### WHAT THE TASK REQUIRES
Copy the records from their first line through the line containing "x-tick-label-2030: 2030 [576, 354, 604, 365]", replacing every "Cash And Equivalents" with "Cash Reserves" and leaving everything else unchanged.

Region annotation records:
□ □ □ □ □

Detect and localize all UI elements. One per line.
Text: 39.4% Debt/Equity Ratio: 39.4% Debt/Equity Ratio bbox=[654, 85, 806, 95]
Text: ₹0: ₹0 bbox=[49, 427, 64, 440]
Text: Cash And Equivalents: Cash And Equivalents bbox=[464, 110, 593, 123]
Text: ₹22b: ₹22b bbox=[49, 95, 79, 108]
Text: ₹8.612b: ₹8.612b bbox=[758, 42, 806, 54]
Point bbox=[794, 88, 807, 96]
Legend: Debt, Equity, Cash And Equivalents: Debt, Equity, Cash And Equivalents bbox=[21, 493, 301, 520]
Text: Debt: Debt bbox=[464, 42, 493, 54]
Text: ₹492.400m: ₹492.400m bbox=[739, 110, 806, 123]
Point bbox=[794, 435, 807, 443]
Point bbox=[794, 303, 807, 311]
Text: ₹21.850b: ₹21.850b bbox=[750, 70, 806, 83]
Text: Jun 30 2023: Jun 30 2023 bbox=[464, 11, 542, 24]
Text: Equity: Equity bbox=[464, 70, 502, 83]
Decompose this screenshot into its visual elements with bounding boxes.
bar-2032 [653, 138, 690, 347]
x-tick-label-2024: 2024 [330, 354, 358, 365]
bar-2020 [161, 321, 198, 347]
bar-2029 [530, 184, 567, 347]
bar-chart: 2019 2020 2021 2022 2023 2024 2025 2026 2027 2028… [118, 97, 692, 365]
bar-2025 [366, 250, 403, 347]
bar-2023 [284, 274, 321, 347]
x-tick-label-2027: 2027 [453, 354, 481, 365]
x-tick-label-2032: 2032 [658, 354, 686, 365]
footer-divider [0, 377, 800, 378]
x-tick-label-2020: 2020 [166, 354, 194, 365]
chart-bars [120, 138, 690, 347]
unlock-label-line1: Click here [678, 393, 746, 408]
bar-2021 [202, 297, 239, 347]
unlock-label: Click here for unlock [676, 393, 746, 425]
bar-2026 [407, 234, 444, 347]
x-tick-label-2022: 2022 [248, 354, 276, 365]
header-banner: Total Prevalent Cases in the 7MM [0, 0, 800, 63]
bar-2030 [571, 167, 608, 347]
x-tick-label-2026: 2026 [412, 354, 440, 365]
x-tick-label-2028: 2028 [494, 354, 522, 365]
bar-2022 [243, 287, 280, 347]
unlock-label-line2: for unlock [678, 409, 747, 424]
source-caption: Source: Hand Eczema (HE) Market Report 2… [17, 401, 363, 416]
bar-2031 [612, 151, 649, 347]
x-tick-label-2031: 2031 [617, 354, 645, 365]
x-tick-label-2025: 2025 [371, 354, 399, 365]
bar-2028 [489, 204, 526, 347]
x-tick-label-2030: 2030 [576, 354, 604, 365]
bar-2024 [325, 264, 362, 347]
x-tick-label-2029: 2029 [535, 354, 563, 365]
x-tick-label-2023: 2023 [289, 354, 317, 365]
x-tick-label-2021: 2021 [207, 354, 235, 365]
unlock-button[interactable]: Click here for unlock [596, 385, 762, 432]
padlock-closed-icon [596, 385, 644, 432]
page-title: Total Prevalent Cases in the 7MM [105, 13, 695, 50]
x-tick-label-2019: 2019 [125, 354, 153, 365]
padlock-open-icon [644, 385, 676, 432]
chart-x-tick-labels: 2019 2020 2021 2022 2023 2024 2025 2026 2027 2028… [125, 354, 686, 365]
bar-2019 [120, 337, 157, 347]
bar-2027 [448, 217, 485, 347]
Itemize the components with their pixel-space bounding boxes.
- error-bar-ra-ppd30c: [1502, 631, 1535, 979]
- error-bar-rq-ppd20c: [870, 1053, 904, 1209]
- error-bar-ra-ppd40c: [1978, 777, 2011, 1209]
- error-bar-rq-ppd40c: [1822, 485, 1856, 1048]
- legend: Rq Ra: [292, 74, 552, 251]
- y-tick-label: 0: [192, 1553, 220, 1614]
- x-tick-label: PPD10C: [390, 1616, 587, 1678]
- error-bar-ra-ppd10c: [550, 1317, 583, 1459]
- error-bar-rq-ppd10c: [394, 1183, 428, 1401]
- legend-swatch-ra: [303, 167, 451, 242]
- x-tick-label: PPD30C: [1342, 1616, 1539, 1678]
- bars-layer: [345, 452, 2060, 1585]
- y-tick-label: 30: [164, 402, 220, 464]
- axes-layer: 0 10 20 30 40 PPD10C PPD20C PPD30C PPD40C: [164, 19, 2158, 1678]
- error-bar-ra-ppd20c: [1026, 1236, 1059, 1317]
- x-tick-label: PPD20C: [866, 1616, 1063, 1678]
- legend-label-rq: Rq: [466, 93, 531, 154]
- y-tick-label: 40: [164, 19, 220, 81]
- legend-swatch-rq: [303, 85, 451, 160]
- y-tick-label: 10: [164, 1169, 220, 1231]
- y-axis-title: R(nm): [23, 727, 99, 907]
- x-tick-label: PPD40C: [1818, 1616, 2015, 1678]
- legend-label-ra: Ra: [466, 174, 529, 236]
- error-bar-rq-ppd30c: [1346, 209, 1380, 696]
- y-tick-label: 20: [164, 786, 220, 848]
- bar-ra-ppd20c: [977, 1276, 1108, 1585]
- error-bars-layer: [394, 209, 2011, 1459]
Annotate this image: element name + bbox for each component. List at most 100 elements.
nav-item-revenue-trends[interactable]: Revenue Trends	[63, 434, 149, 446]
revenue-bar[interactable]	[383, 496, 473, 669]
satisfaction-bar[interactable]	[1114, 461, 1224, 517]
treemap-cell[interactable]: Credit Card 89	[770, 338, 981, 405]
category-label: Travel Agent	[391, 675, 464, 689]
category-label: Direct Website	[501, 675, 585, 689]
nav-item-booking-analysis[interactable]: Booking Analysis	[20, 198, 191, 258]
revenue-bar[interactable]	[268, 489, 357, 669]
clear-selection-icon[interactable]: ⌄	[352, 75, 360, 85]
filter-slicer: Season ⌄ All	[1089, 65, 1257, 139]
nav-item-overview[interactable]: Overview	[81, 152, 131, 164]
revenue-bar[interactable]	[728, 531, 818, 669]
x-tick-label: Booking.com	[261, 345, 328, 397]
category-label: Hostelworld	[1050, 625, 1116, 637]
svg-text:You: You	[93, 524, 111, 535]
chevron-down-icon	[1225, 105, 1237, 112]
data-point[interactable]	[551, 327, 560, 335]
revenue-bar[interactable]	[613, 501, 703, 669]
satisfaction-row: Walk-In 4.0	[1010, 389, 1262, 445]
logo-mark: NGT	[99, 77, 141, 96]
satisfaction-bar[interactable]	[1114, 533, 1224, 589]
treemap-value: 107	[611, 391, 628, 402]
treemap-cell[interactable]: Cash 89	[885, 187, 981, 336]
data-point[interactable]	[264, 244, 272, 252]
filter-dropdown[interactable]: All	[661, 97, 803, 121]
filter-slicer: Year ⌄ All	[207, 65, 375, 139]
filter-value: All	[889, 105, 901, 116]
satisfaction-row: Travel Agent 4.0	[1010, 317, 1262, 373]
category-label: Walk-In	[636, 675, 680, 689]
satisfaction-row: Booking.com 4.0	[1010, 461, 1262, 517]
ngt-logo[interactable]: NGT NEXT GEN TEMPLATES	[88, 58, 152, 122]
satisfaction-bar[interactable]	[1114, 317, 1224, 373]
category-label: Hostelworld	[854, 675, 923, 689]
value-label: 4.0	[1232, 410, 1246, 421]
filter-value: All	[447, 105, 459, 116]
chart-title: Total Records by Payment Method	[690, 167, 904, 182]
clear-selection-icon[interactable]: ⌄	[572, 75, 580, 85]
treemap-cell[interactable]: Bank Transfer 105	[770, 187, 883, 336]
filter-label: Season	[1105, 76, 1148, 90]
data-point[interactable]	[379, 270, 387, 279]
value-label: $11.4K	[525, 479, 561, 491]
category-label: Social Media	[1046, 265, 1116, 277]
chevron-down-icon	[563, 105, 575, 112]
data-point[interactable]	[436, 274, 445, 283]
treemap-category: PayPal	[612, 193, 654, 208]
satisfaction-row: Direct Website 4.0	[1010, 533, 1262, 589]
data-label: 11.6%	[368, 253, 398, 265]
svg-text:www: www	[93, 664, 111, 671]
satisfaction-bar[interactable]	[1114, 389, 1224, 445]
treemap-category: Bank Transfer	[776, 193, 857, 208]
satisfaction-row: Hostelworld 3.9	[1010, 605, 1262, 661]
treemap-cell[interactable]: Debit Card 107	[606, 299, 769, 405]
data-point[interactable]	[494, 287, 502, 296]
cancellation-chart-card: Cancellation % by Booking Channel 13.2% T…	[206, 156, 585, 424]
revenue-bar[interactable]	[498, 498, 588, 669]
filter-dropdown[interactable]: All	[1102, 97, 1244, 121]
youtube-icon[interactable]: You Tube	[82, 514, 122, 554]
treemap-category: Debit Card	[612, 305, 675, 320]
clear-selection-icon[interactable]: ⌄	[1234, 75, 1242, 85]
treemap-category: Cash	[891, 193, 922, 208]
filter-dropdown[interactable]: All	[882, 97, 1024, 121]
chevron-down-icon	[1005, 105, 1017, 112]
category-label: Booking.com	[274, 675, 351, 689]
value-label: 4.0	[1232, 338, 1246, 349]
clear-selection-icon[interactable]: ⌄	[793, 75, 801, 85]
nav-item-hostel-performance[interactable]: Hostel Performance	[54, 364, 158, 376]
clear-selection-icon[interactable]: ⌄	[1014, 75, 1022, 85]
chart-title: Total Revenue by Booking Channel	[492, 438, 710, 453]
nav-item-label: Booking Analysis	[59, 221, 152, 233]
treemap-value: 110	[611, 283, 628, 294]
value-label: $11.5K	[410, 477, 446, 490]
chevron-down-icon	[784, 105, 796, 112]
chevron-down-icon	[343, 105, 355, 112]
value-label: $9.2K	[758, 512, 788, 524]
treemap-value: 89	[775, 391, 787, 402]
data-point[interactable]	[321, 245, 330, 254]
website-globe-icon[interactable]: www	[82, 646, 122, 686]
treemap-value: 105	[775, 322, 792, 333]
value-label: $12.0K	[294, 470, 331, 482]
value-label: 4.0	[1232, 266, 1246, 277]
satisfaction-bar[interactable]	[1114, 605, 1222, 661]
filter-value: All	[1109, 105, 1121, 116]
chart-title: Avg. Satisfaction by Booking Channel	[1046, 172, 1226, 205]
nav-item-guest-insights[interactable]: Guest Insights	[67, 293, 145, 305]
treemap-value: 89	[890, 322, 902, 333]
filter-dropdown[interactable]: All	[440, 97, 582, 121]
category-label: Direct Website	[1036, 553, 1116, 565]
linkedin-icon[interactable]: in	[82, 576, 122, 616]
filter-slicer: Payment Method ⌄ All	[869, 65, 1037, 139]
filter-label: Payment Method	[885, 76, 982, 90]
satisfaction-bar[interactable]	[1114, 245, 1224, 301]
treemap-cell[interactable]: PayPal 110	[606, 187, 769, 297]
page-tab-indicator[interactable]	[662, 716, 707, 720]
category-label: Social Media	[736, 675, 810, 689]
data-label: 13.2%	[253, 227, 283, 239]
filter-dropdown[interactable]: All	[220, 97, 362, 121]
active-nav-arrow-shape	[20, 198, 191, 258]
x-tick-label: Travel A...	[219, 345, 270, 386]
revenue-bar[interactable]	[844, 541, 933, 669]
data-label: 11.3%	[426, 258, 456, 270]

□ □ □ □ □

### SOLUTION BELOW
Detect and localize all UI elements. One per line.
Text: 39.4% Debt/Equity Ratio: 39.4% Debt/Equity Ratio bbox=[654, 85, 806, 95]
Text: ₹0: ₹0 bbox=[49, 427, 64, 440]
Text: Cash Reserves: Cash Reserves bbox=[464, 110, 593, 123]
Text: ₹22b: ₹22b bbox=[49, 95, 79, 108]
Text: ₹8.612b: ₹8.612b bbox=[758, 42, 806, 54]
Point bbox=[794, 88, 807, 96]
Legend: Debt, Equity, Cash Reserves: Debt, Equity, Cash Reserves bbox=[21, 493, 301, 520]
Text: Debt: Debt bbox=[464, 42, 493, 54]
Text: ₹492.400m: ₹492.400m bbox=[739, 110, 806, 123]
Point bbox=[794, 435, 807, 443]
Point bbox=[794, 303, 807, 311]
Text: ₹21.850b: ₹21.850b bbox=[750, 70, 806, 83]
Text: Jun 30 2023: Jun 30 2023 bbox=[464, 11, 542, 24]
Text: Equity: Equity bbox=[464, 70, 502, 83]
Decompose this screenshot into its visual elements with bounding boxes.
bar-2032 [653, 138, 690, 347]
x-tick-label-2024: 2024 [330, 354, 358, 365]
bar-2020 [161, 321, 198, 347]
bar-2029 [530, 184, 567, 347]
bar-chart: 2019 2020 2021 2022 2023 2024 2025 2026 2027 2028… [118, 97, 692, 365]
bar-2025 [366, 250, 403, 347]
bar-2023 [284, 274, 321, 347]
x-tick-label-2027: 2027 [453, 354, 481, 365]
x-tick-label-2032: 2032 [658, 354, 686, 365]
footer-divider [0, 377, 800, 378]
x-tick-label-2020: 2020 [166, 354, 194, 365]
chart-bars [120, 138, 690, 347]
unlock-label-line1: Click here [678, 393, 746, 408]
bar-2021 [202, 297, 239, 347]
unlock-label: Click here for unlock [676, 393, 746, 425]
bar-2026 [407, 234, 444, 347]
x-tick-label-2022: 2022 [248, 354, 276, 365]
header-banner: Total Prevalent Cases in the 7MM [0, 0, 800, 63]
bar-2030 [571, 167, 608, 347]
x-tick-label-2026: 2026 [412, 354, 440, 365]
x-tick-label-2028: 2028 [494, 354, 522, 365]
bar-2022 [243, 287, 280, 347]
unlock-label-line2: for unlock [678, 409, 747, 424]
source-caption: Source: Hand Eczema (HE) Market Report 2… [17, 401, 363, 416]
bar-2031 [612, 151, 649, 347]
x-tick-label-2031: 2031 [617, 354, 645, 365]
x-tick-label-2025: 2025 [371, 354, 399, 365]
bar-2028 [489, 204, 526, 347]
x-tick-label-2030: 2030 [576, 354, 604, 365]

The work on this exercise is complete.